╭─ RECORDS FOR PROCESSING

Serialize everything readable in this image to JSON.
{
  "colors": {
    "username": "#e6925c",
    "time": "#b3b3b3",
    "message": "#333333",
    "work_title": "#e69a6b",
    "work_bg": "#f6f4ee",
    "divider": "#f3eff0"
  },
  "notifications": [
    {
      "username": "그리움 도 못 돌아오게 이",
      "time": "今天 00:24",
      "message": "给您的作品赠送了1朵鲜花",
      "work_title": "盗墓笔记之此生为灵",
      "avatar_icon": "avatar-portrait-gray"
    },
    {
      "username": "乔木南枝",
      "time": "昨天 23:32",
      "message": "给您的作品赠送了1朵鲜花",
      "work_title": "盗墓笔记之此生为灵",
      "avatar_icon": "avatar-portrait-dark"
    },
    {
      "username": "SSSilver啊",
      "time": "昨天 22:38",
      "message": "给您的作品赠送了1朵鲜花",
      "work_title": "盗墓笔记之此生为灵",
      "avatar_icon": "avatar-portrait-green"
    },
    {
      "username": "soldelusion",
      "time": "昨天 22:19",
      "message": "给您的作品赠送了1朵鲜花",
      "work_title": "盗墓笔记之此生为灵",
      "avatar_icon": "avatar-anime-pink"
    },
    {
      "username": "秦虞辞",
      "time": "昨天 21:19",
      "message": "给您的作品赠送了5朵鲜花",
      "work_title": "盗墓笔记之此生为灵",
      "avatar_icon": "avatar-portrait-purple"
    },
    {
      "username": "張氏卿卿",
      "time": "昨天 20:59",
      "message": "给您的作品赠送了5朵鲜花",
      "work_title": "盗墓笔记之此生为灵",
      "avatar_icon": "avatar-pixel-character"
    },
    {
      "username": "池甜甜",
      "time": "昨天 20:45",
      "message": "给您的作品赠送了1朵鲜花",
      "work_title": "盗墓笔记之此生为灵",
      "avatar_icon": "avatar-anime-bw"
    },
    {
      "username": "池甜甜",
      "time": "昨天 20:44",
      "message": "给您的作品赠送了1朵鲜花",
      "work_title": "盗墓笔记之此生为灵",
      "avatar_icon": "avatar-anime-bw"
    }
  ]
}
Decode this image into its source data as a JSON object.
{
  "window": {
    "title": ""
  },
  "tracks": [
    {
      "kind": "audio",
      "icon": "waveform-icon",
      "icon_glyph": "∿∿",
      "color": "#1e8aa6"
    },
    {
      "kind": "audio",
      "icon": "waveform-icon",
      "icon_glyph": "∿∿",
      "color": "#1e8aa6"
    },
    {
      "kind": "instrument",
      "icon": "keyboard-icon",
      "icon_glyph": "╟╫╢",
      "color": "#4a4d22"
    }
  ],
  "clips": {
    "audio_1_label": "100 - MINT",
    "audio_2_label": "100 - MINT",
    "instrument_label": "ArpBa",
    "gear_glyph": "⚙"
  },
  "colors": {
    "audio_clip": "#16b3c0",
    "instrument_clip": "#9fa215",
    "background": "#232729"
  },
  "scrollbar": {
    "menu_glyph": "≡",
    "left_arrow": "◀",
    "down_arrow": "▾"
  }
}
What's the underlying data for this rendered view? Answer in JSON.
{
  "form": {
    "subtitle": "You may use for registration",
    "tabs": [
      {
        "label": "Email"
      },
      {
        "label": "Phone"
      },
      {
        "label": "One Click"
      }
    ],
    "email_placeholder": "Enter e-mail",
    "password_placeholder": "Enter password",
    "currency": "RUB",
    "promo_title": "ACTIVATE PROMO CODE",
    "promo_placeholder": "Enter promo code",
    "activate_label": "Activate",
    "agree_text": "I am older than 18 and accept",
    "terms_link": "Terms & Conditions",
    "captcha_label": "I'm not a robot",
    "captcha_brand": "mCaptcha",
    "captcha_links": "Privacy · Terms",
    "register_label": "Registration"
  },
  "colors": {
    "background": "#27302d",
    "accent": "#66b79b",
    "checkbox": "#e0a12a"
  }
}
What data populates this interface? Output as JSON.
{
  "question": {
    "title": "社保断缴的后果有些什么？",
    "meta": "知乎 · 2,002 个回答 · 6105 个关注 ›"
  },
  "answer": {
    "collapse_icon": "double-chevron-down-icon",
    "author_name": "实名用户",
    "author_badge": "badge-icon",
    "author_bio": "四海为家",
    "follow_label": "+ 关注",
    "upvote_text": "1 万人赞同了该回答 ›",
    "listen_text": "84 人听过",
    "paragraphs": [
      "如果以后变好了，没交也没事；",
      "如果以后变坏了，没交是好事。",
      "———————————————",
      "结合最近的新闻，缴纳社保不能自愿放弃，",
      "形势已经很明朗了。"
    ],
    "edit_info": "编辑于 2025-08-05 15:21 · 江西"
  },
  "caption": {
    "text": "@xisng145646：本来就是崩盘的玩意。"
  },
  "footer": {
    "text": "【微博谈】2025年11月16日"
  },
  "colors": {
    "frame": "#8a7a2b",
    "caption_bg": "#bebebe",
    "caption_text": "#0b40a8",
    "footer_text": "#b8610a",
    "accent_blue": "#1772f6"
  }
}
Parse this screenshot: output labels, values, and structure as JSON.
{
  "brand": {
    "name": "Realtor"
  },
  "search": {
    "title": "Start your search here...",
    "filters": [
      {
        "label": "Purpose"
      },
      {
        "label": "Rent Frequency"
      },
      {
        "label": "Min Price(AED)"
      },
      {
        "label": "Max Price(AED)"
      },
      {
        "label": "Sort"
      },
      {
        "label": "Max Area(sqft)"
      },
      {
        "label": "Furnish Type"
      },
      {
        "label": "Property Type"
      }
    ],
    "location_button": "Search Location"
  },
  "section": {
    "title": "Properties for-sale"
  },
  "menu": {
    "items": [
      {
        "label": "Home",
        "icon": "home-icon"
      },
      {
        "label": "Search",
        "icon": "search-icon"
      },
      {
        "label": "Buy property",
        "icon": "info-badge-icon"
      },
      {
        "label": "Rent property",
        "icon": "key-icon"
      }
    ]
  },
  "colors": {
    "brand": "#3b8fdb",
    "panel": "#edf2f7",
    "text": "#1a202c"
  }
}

╰─

## DIRECTION
Which lines in the data above contain "MINT"? Show each one.

## SOLUTION TO THIS TASK
    "audio_1_label": "100 - MINT",
    "audio_2_label": "100 - MINT",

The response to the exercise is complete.